## Start Records

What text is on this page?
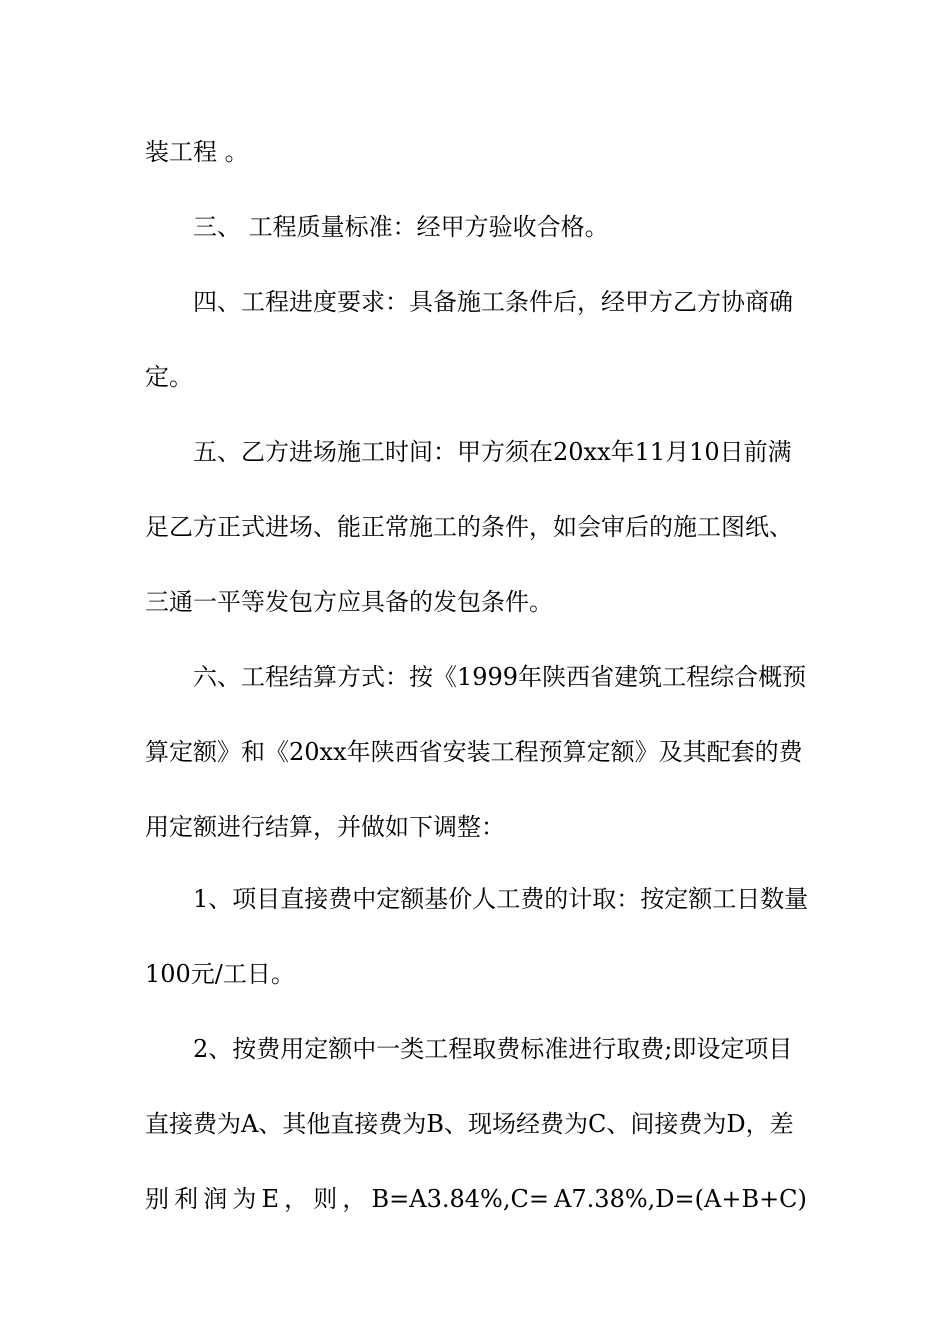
装工程 。
三、 工程质量标准：经甲方验收合格。
四、工程进度要求：具备施工条件后，经甲方乙方协商确
定。
五、乙方进场施工时间：甲方须在20xx年11月10日前满
足乙方正式进场、能正常施工的条件，如会审后的施工图纸、
三通一平等发包方应具备的发包条件。
六、工程结算方式：按《1999年陕西省建筑工程综合概预
算定额》和《20xx年陕西省安装工程预算定额》及其配套的费
用定额进行结算，并做如下调整：
1、项目直接费中定额基价人工费的计取：按定额工日数量
100元/工日。
2、按费用定额中一类工程取费标准进行取费;即设定项目
直接费为A、其他直接费为B、现场经费为C、间接费为D，差
别 利 润 为 E ， 则 ， B=A3.84%,C= A7.38%,D=(A+B+C)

## End Records

Problem details: Transcribe the material exactly, leaving every picture out.

Worked solution:
What text is on this page?
装工程 。
三、 工程质量标准：经甲方验收合格。
四、工程进度要求：具备施工条件后，经甲方乙方协商确
定。
五、乙方进场施工时间：甲方须在20xx年11月10日前满
足乙方正式进场、能正常施工的条件，如会审后的施工图纸、
三通一平等发包方应具备的发包条件。
六、工程结算方式：按《1999年陕西省建筑工程综合概预
算定额》和《20xx年陕西省安装工程预算定额》及其配套的费
用定额进行结算，并做如下调整：
1、项目直接费中定额基价人工费的计取：按定额工日数量
100元/工日。
2、按费用定额中一类工程取费标准进行取费;即设定项目
直接费为A、其他直接费为B、现场经费为C、间接费为D，差
别 利 润 为 E ， 则 ， B=A3.84%,C= A7.38%,D=(A+B+C)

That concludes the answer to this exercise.